■ **Given request**: Without the pictures, can you quote each line below exactly?

####

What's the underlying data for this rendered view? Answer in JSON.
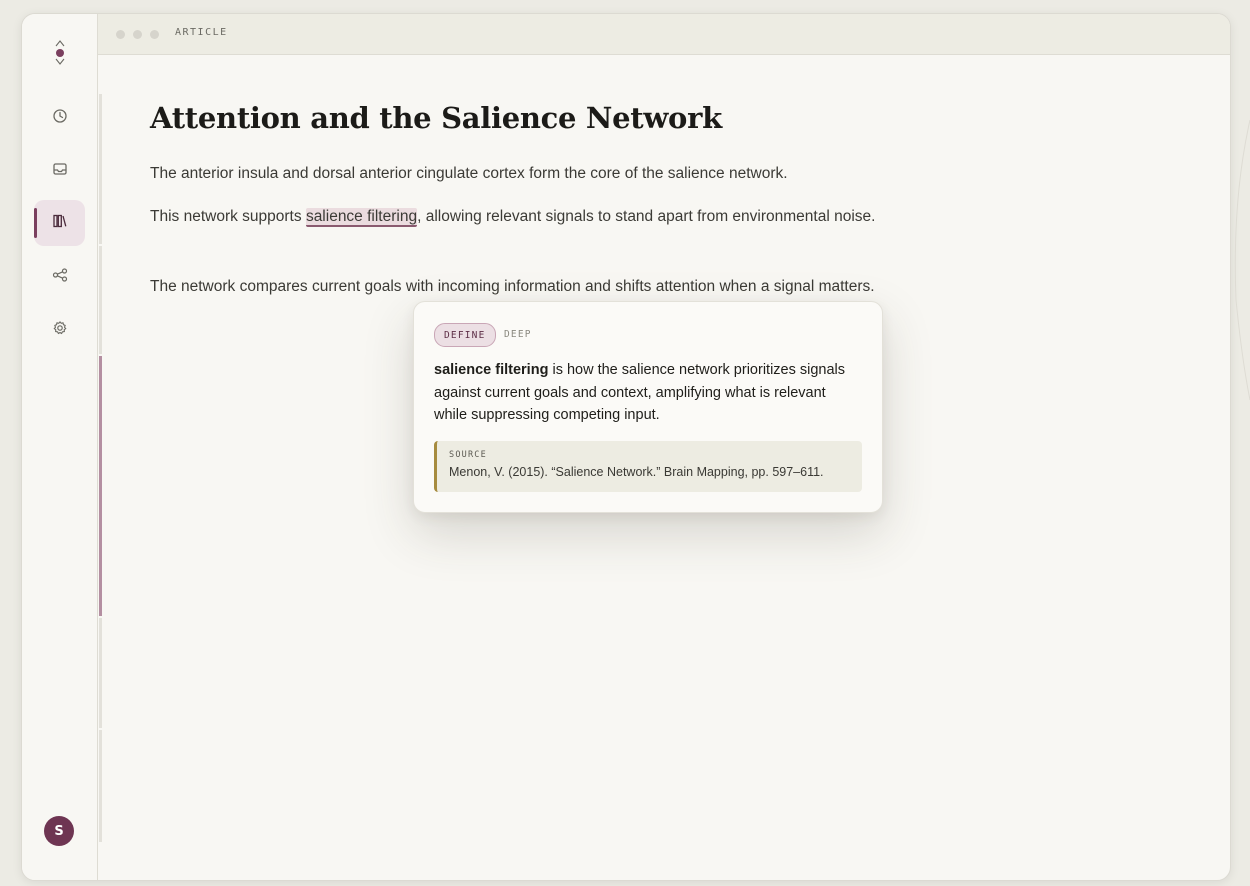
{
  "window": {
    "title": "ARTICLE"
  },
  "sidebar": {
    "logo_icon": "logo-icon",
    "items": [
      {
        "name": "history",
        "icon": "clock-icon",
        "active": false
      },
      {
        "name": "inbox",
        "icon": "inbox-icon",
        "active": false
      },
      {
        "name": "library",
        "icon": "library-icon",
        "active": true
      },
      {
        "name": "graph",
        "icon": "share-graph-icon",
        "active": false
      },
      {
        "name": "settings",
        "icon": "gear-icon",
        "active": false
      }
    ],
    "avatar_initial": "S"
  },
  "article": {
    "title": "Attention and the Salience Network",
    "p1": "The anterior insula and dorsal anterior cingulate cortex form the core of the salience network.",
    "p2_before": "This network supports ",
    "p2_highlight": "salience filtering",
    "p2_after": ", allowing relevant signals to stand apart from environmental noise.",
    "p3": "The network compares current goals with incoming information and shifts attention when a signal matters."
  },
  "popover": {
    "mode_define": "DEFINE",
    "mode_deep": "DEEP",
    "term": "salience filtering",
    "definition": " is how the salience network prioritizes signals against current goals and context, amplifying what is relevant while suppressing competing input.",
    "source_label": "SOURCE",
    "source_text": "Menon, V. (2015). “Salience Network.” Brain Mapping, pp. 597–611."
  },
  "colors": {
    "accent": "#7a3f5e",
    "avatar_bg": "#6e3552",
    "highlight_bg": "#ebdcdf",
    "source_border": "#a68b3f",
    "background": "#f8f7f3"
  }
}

####

■ **Exercise result**:
What's the underlying data for this rendered view? Answer in JSON.
{
  "window": {
    "title": "ARTICLE"
  },
  "sidebar": {
    "logo_icon": "logo-icon",
    "items": [
      {
        "name": "history",
        "icon": "clock-icon",
        "active": false
      },
      {
        "name": "inbox",
        "icon": "inbox-icon",
        "active": false
      },
      {
        "name": "library",
        "icon": "library-icon",
        "active": true
      },
      {
        "name": "graph",
        "icon": "share-graph-icon",
        "active": false
      },
      {
        "name": "settings",
        "icon": "gear-icon",
        "active": false
      }
    ],
    "avatar_initial": "S"
  },
  "article": {
    "title": "Attention and the Salience Network",
    "p1": "The anterior insula and dorsal anterior cingulate cortex form the core of the salience network.",
    "p2_before": "This network supports ",
    "p2_highlight": "salience filtering",
    "p2_after": ", allowing relevant signals to stand apart from environmental noise.",
    "p3": "The network compares current goals with incoming information and shifts attention when a signal matters."
  },
  "popover": {
    "mode_define": "DEFINE",
    "mode_deep": "DEEP",
    "term": "salience filtering",
    "definition": " is how the salience network prioritizes signals against current goals and context, amplifying what is relevant while suppressing competing input.",
    "source_label": "SOURCE",
    "source_text": "Menon, V. (2015). “Salience Network.” Brain Mapping, pp. 597–611."
  },
  "colors": {
    "accent": "#7a3f5e",
    "avatar_bg": "#6e3552",
    "highlight_bg": "#ebdcdf",
    "source_border": "#a68b3f",
    "background": "#f8f7f3"
  }
}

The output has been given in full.